Begin RECORDS FOR THIS TASK

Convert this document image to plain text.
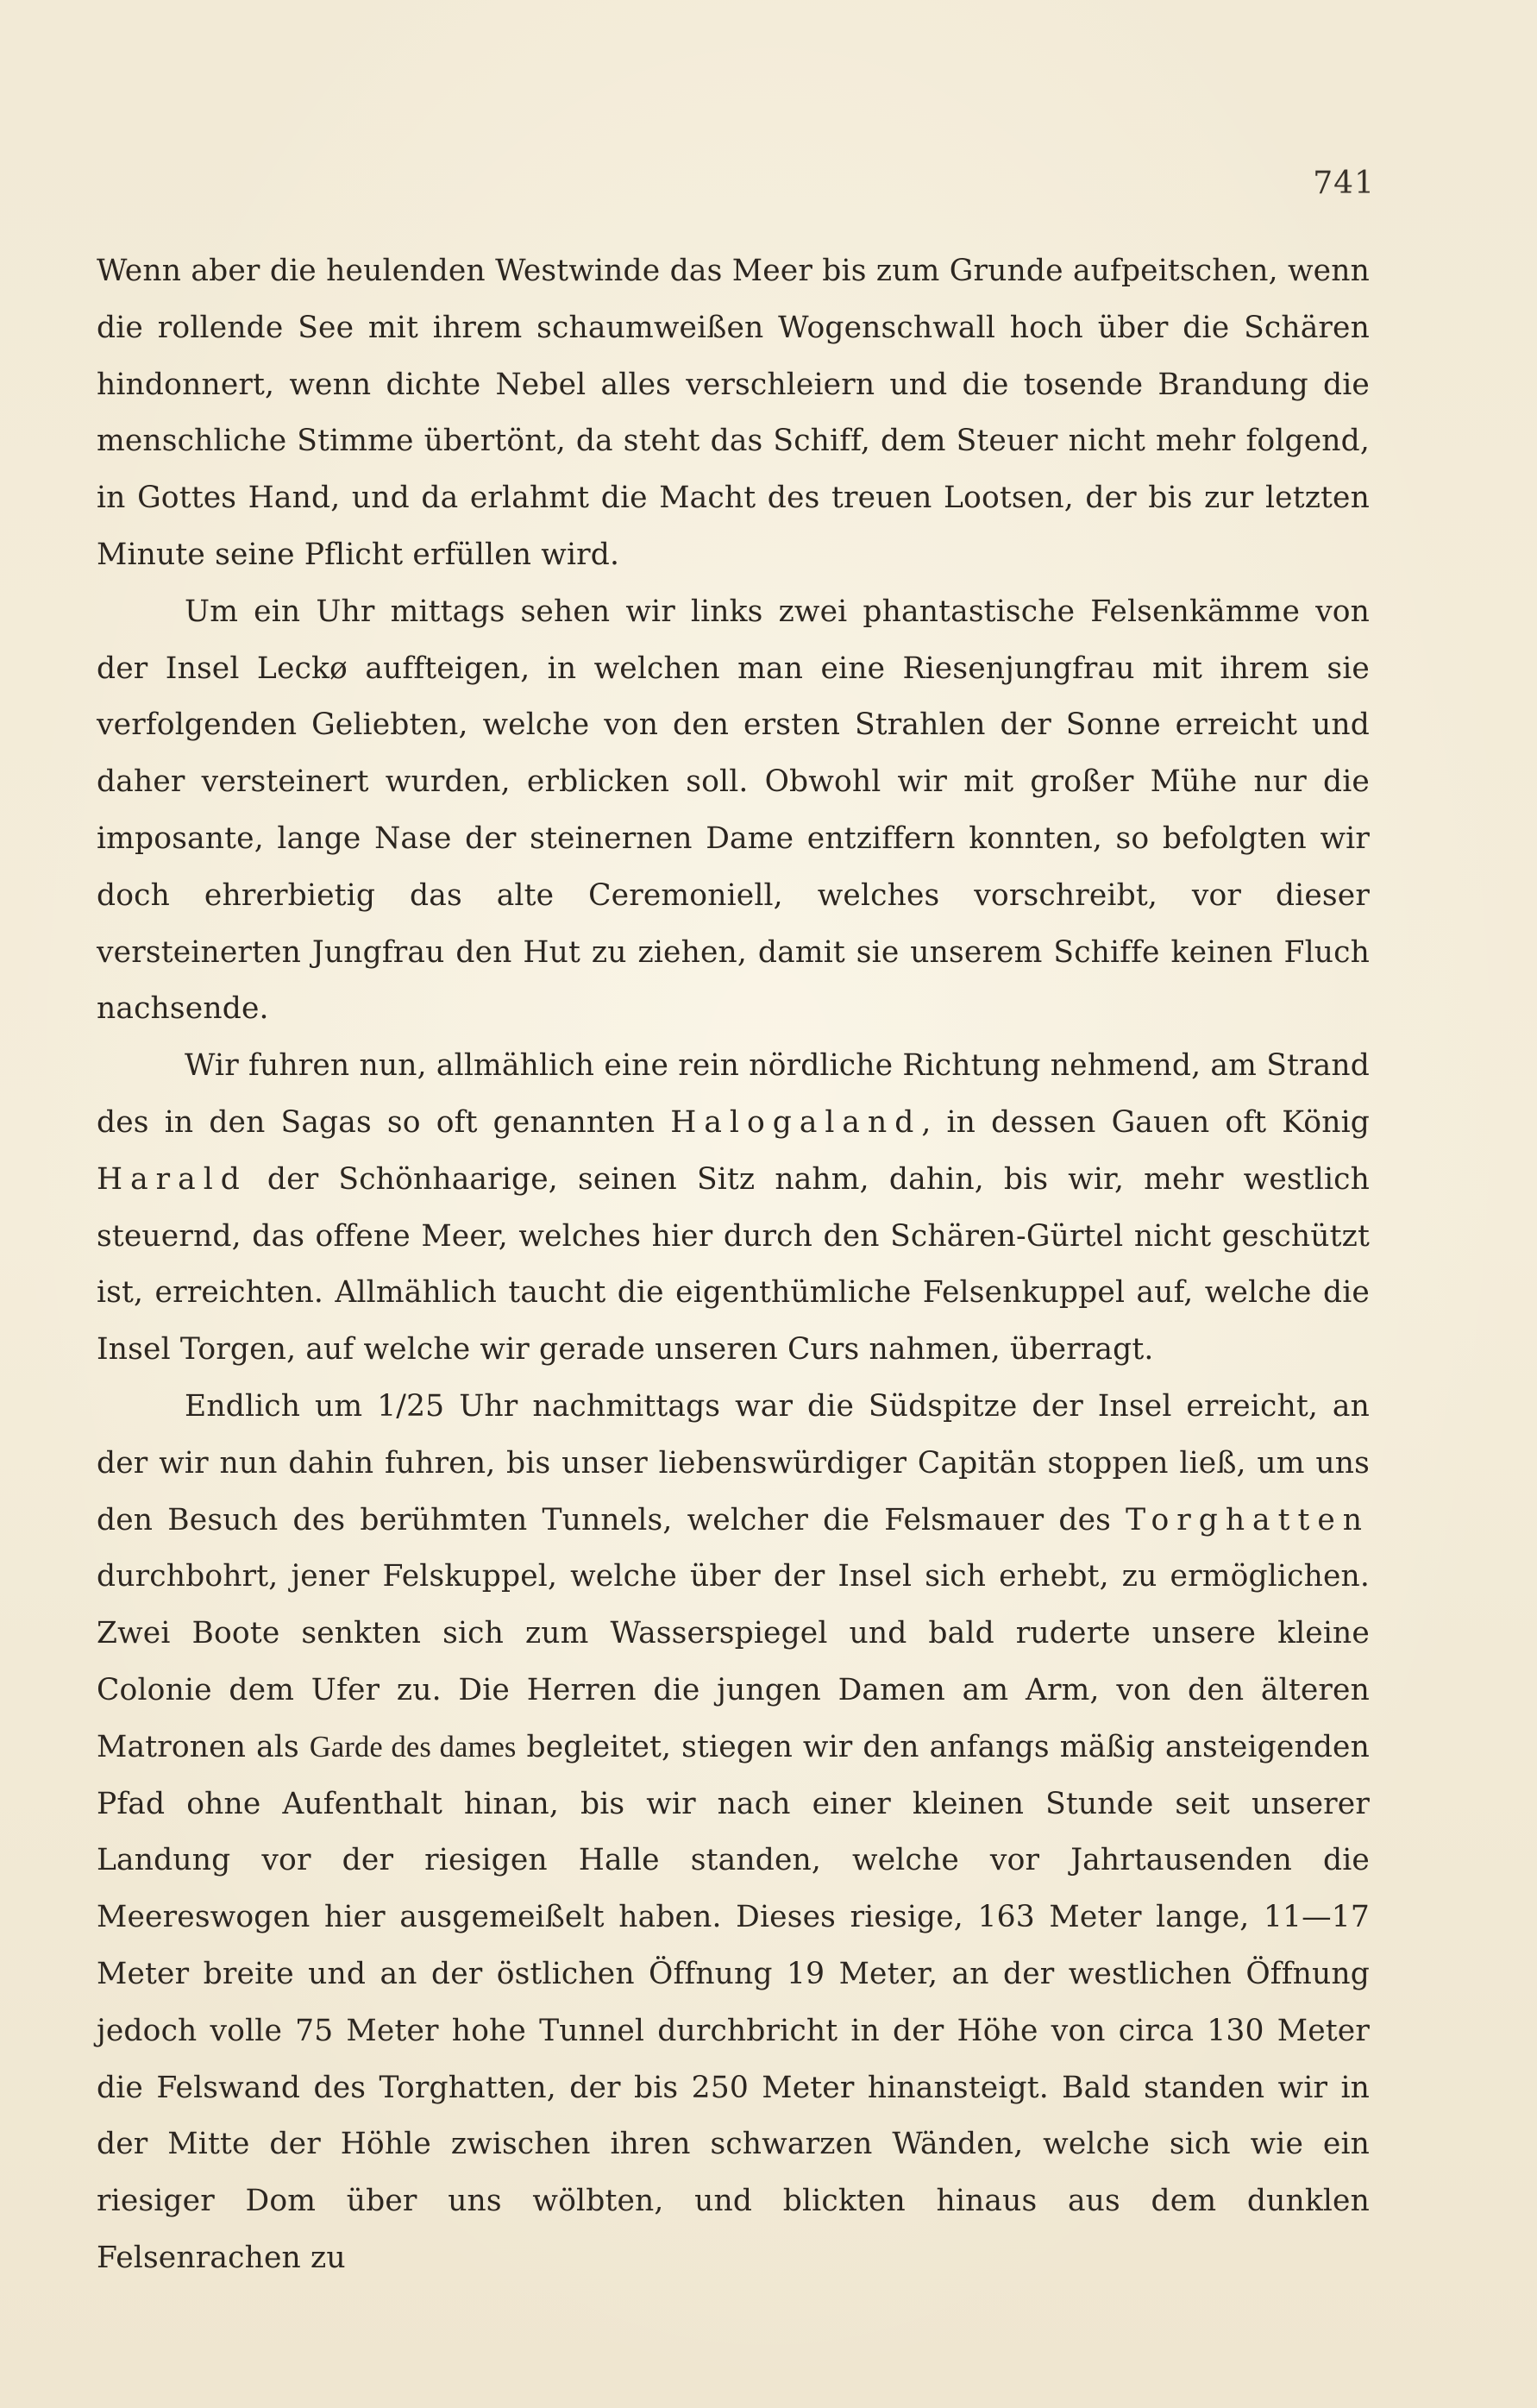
741

Wenn aber die heulenden Westwinde das Meer bis zum Grunde aufpeitschen, wenn die rollende See mit ihrem schaumweißen Wogenschwall hoch über die Schären hindonnert, wenn dichte Nebel alles verschleiern und die tosende Brandung die menschliche Stimme übertönt, da steht das Schiff, dem Steuer nicht mehr folgend, in Gottes Hand, und da erlahmt die Macht des treuen Lootsen, der bis zur letzten Minute seine Pflicht erfüllen wird.

Um ein Uhr mittags sehen wir links zwei phantastische Felsenkämme von der Insel Leckø auffteigen, in welchen man eine Riesenjungfrau mit ihrem sie verfolgenden Geliebten, welche von den ersten Strahlen der Sonne erreicht und daher versteinert wurden, erblicken soll. Obwohl wir mit großer Mühe nur die imposante, lange Nase der steinernen Dame entziffern konnten, so befolgten wir doch ehrerbietig das alte Ceremoniell, welches vorschreibt, vor dieser versteinerten Jungfrau den Hut zu ziehen, damit sie unserem Schiffe keinen Fluch nachsende.

Wir fuhren nun, allmählich eine rein nördliche Richtung nehmend, am Strand des in den Sagas so oft genannten Halogaland, in dessen Gauen oft König Harald der Schönhaarige, seinen Sitz nahm, dahin, bis wir, mehr westlich steuernd, das offene Meer, welches hier durch den Schären-Gürtel nicht geschützt ist, erreichten. Allmählich taucht die eigenthümliche Felsenkuppel auf, welche die Insel Torgen, auf welche wir gerade unseren Curs nahmen, überragt.

Endlich um 1/25 Uhr nachmittags war die Südspitze der Insel erreicht, an der wir nun dahin fuhren, bis unser liebenswürdiger Capitän stoppen ließ, um uns den Besuch des berühmten Tunnels, welcher die Felsmauer des Torghatten durchbohrt, jener Felskuppel, welche über der Insel sich erhebt, zu ermöglichen. Zwei Boote senkten sich zum Wasserspiegel und bald ruderte unsere kleine Colonie dem Ufer zu. Die Herren die jungen Damen am Arm, von den älteren Matronen als Garde des dames begleitet, stiegen wir den anfangs mäßig ansteigenden Pfad ohne Aufenthalt hinan, bis wir nach einer kleinen Stunde seit unserer Landung vor der riesigen Halle standen, welche vor Jahrtausenden die Meereswogen hier ausgemeißelt haben. Dieses riesige, 163 Meter lange, 11—17 Meter breite und an der östlichen Öffnung 19 Meter, an der westlichen Öffnung jedoch volle 75 Meter hohe Tunnel durchbricht in der Höhe von circa 130 Meter die Felswand des Torghatten, der bis 250 Meter hinansteigt. Bald standen wir in der Mitte der Höhle zwischen ihren schwarzen Wänden, welche sich wie ein riesiger Dom über uns wölbten, und blickten hinaus aus dem dunklen Felsenrachen zu
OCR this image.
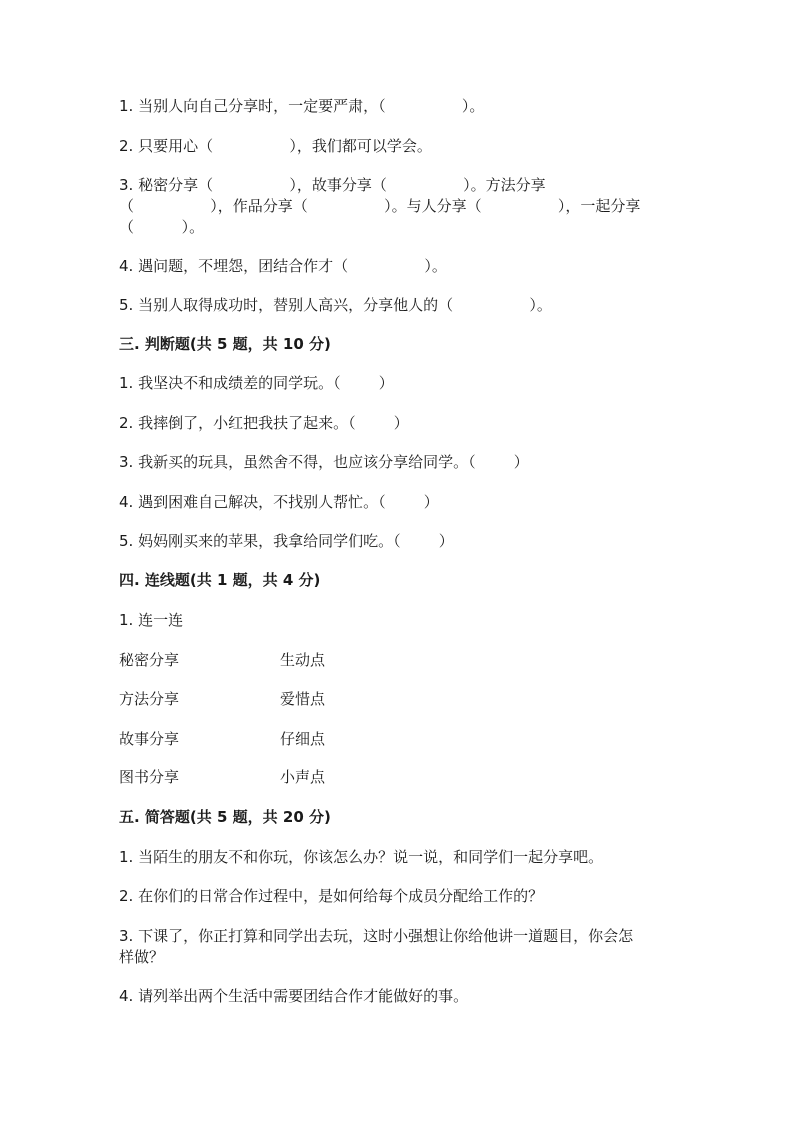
1. 当别人向自己分享时，一定要严肃，（                ）。
2. 只要用心（                ），我们都可以学会。
3. 秘密分享（                ），故事分享（                ）。方法分享
（                ），作品分享（                ）。与人分享（                ），一起分享
（          ）。
4. 遇问题，不埋怨，团结合作才（                ）。
5. 当别人取得成功时，替别人高兴，分享他人的（                ）。
三. 判断题(共 5 题，共 10 分)
1. 我坚决不和成绩差的同学玩。（        ）
2. 我摔倒了，小红把我扶了起来。（        ）
3. 我新买的玩具，虽然舍不得，也应该分享给同学。（        ）
4. 遇到困难自己解决，不找别人帮忙。（        ）
5. 妈妈刚买来的苹果，我拿给同学们吃。（        ）
四. 连线题(共 1 题，共 4 分)
1. 连一连
秘密分享	生动点
方法分享	爱惜点
故事分享	仔细点
图书分享	小声点
五. 简答题(共 5 题，共 20 分)
1. 当陌生的朋友不和你玩，你该怎么办？说一说，和同学们一起分享吧。
2. 在你们的日常合作过程中，是如何给每个成员分配给工作的？
3. 下课了，你正打算和同学出去玩，这时小强想让你给他讲一道题目，你会怎
样做？
4. 请列举出两个生活中需要团结合作才能做好的事。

End RECORDS FOR THIS TASK

In the records above, find the line with "OCR this image." and copy from it through the last line exactly, without the pictures.

ANSWER TO THIS PROBLEM -
OCR this image.
1. 当别人向自己分享时，一定要严肃，（                ）。
2. 只要用心（                ），我们都可以学会。
3. 秘密分享（                ），故事分享（                ）。方法分享
（                ），作品分享（                ）。与人分享（                ），一起分享
（          ）。
4. 遇问题，不埋怨，团结合作才（                ）。
5. 当别人取得成功时，替别人高兴，分享他人的（                ）。
三. 判断题(共 5 题，共 10 分)
1. 我坚决不和成绩差的同学玩。（        ）
2. 我摔倒了，小红把我扶了起来。（        ）
3. 我新买的玩具，虽然舍不得，也应该分享给同学。（        ）
4. 遇到困难自己解决，不找别人帮忙。（        ）
5. 妈妈刚买来的苹果，我拿给同学们吃。（        ）
四. 连线题(共 1 题，共 4 分)
1. 连一连
秘密分享	生动点
方法分享	爱惜点
故事分享	仔细点
图书分享	小声点
五. 简答题(共 5 题，共 20 分)
1. 当陌生的朋友不和你玩，你该怎么办？说一说，和同学们一起分享吧。
2. 在你们的日常合作过程中，是如何给每个成员分配给工作的？
3. 下课了，你正打算和同学出去玩，这时小强想让你给他讲一道题目，你会怎
样做？
4. 请列举出两个生活中需要团结合作才能做好的事。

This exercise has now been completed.